[begin Information supplied]
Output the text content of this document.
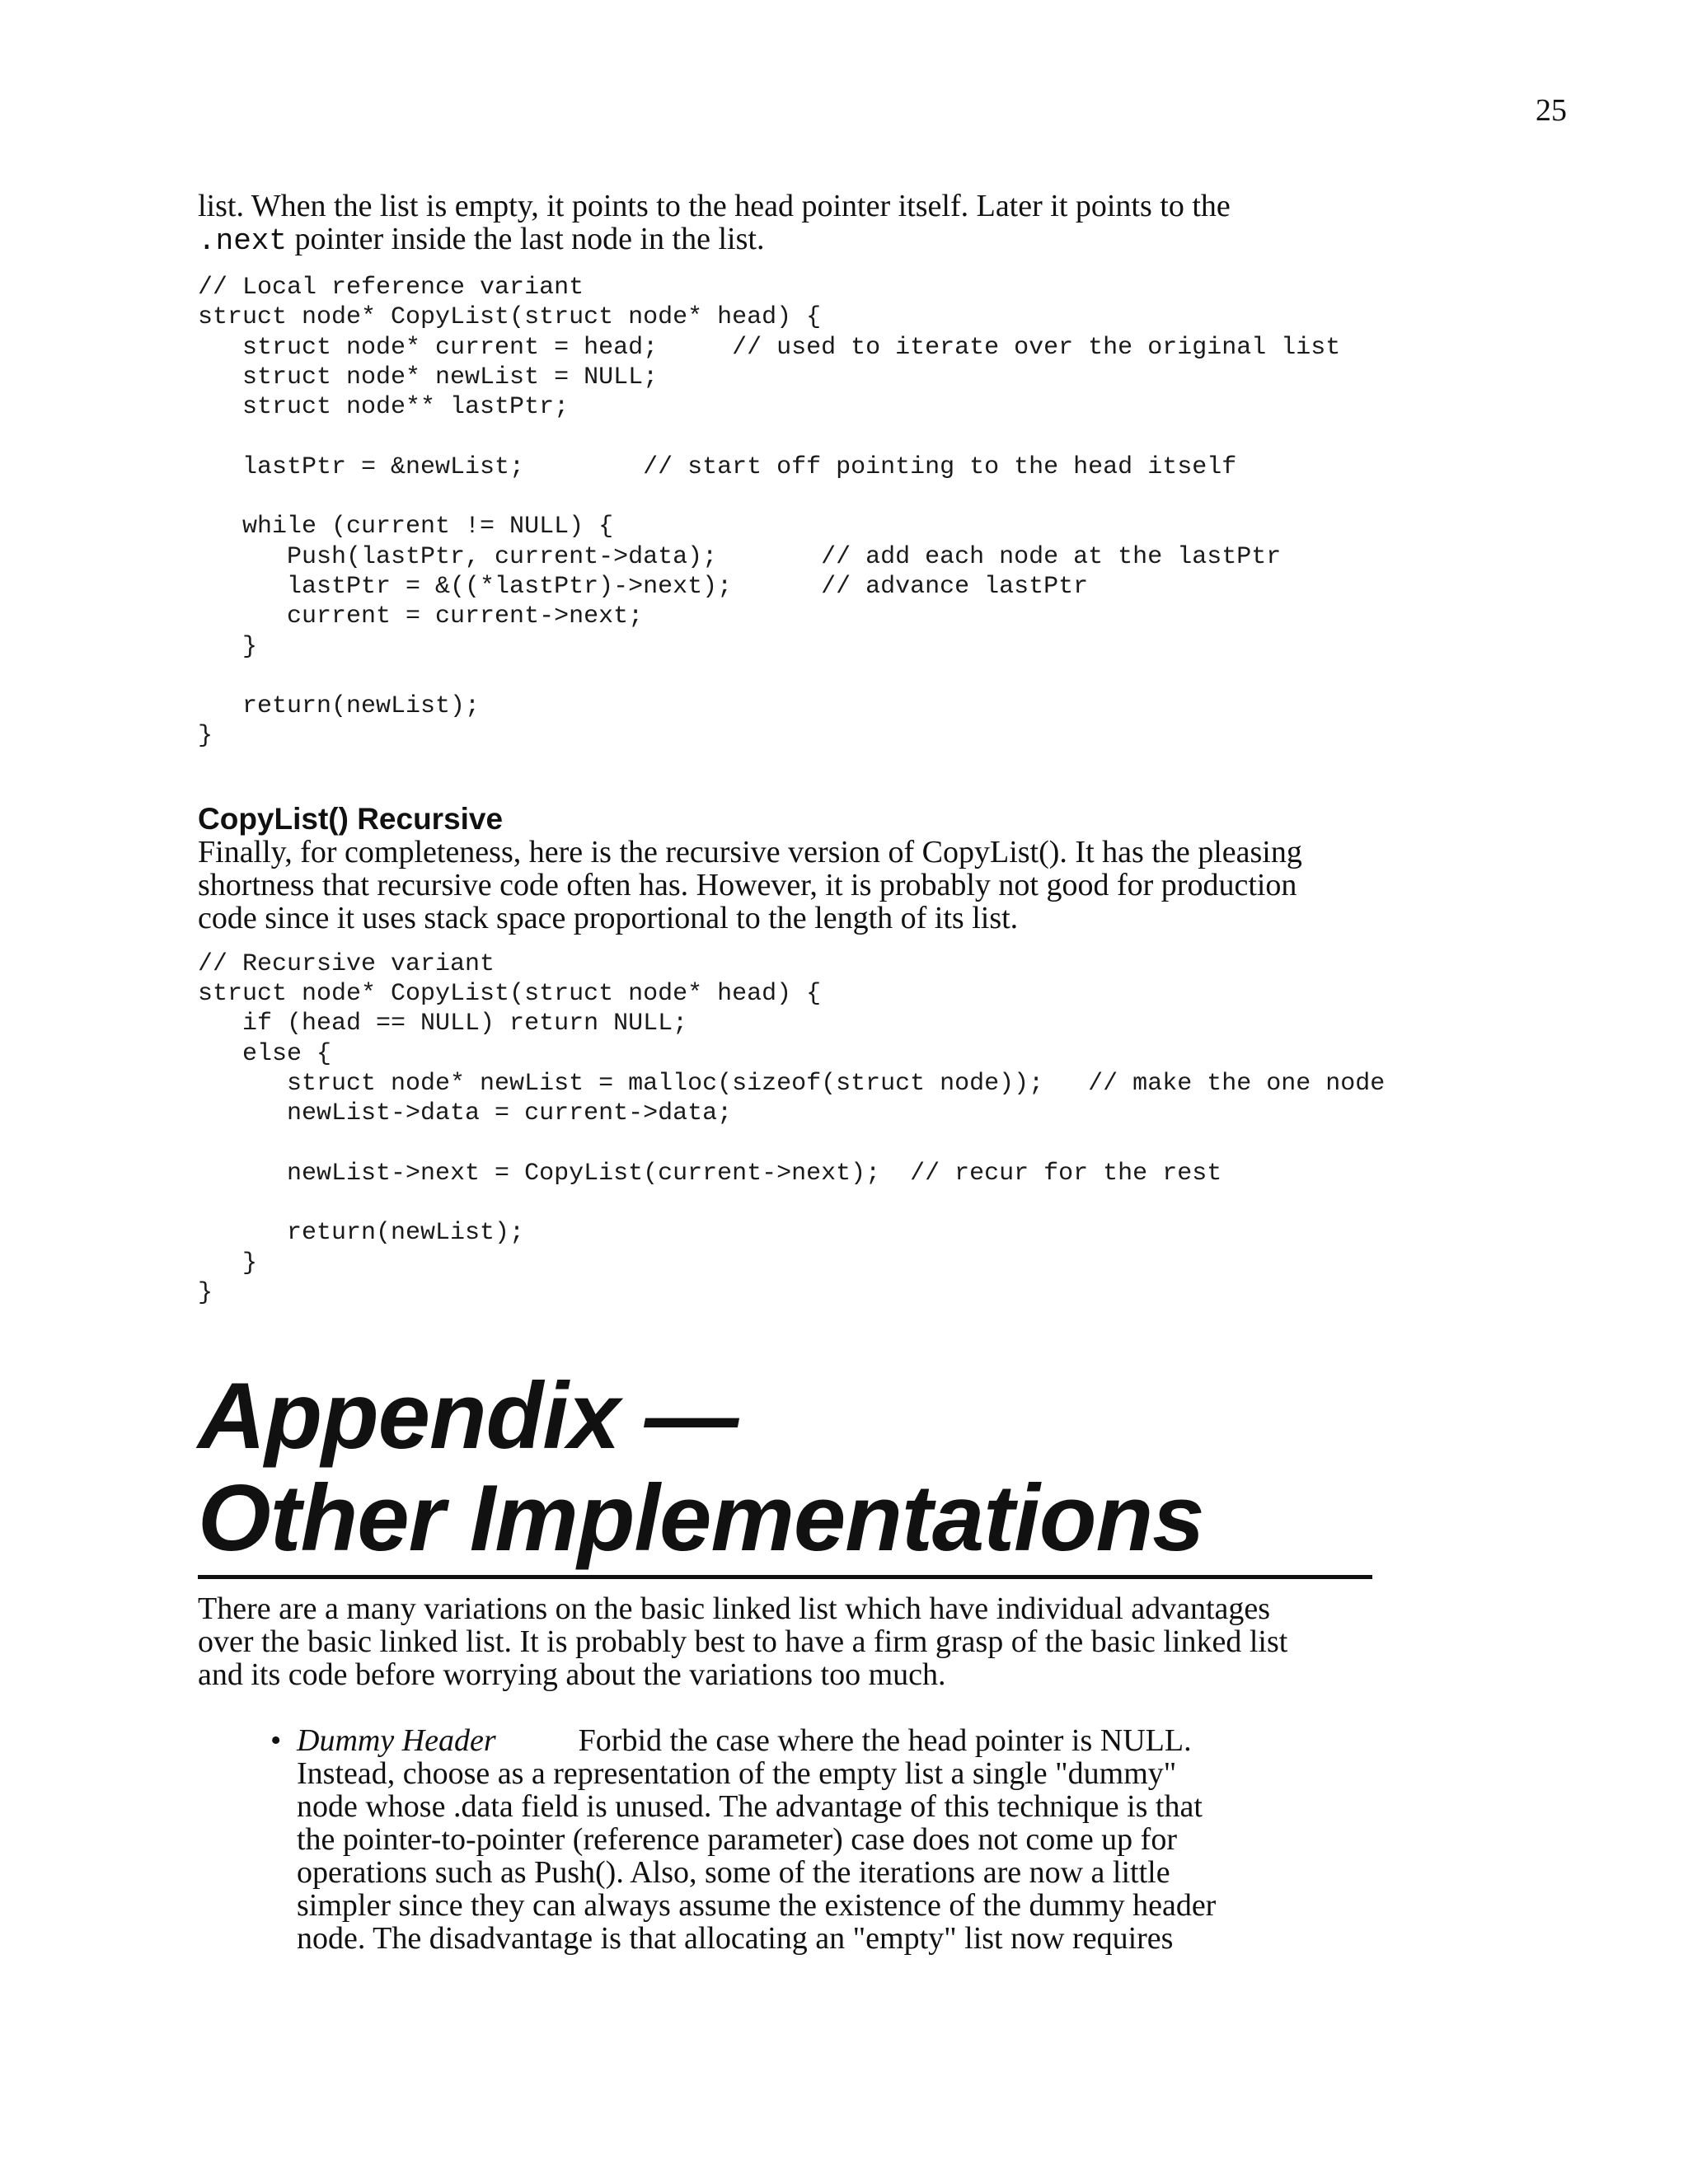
25

list. When the list is empty, it points to the head pointer itself. Later it points to the
.next pointer inside the last node in the list.

// Local reference variant
struct node* CopyList(struct node* head) {
struct node* current = head;     // used to iterate over the original list
struct node* newList = NULL;
struct node** lastPtr;
lastPtr = &newList;        // start off pointing to the head itself
while (current != NULL) {
Push(lastPtr, current->data);       // add each node at the lastPtr
lastPtr = &((*lastPtr)->next);      // advance lastPtr
current = current->next;
}
return(newList);
}
CopyList() Recursive

Finally, for completeness, here is the recursive version of CopyList(). It has the pleasing
shortness that recursive code often has. However, it is probably not good for production
code since it uses stack space proportional to the length of its list.

// Recursive variant
struct node* CopyList(struct node* head) {
if (head == NULL) return NULL;
else {
struct node* newList = malloc(sizeof(struct node));   // make the one node
newList->data = current->data;
newList->next = CopyList(current->next);  // recur for the rest
return(newList);
}
}
Appendix —
Other Implementations

There are a many variations on the basic linked list which have individual advantages
over the basic linked list. It is probably best to have a firm grasp of the basic linked list
and its code before worrying about the variations too much.

• Dummy Header	Forbid the case where the head pointer is NULL.
Instead, choose as a representation of the empty list a single "dummy"
node whose .data field is unused. The advantage of this technique is that
the pointer-to-pointer (reference parameter) case does not come up for
operations such as Push(). Also, some of the iterations are now a little
simpler since they can always assume the existence of the dummy header
node. The disadvantage is that allocating an "empty" list now requires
[end Information supplied]
▶ [Set problem] Copy out every line from the records that has the word "data".

▶ [Result below]
Push(lastPtr, current->data);       // add each node at the lastPtr
newList->data = current->data;
node whose .data field is unused. The advantage of this technique is that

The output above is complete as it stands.